=== INFORMATION SUPPLIED ===
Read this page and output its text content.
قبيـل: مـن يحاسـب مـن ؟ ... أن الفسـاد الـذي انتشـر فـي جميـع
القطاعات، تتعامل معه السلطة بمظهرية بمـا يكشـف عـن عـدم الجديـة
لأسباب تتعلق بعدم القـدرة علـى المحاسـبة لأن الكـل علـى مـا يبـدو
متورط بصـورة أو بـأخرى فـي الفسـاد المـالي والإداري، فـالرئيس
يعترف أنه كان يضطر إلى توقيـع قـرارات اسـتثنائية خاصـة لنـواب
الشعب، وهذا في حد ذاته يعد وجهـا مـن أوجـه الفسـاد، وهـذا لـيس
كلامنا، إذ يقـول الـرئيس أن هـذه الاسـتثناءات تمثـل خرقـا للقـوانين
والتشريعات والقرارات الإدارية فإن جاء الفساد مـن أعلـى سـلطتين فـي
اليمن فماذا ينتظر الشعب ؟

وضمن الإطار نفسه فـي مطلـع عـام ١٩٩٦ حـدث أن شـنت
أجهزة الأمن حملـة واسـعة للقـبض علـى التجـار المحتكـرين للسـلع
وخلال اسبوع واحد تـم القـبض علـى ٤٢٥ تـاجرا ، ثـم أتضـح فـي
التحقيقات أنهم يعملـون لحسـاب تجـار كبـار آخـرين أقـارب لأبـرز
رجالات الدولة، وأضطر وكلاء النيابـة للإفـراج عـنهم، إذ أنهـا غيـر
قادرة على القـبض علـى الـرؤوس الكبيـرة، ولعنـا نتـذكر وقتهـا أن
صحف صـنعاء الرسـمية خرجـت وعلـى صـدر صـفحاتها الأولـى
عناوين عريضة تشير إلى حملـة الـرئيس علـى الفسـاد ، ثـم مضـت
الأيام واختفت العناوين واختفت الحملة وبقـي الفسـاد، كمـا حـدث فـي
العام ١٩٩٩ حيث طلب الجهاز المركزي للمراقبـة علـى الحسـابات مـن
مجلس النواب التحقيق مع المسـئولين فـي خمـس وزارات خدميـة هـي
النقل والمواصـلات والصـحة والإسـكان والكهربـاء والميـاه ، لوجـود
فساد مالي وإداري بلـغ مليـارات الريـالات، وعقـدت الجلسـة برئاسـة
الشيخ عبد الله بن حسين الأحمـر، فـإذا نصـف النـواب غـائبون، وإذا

=== WRITTEN TASK ===
Examine the entries and report how many of their lines contain the string "الشعب", giving no more than the number.

=== SOLUTION BELOW ===
2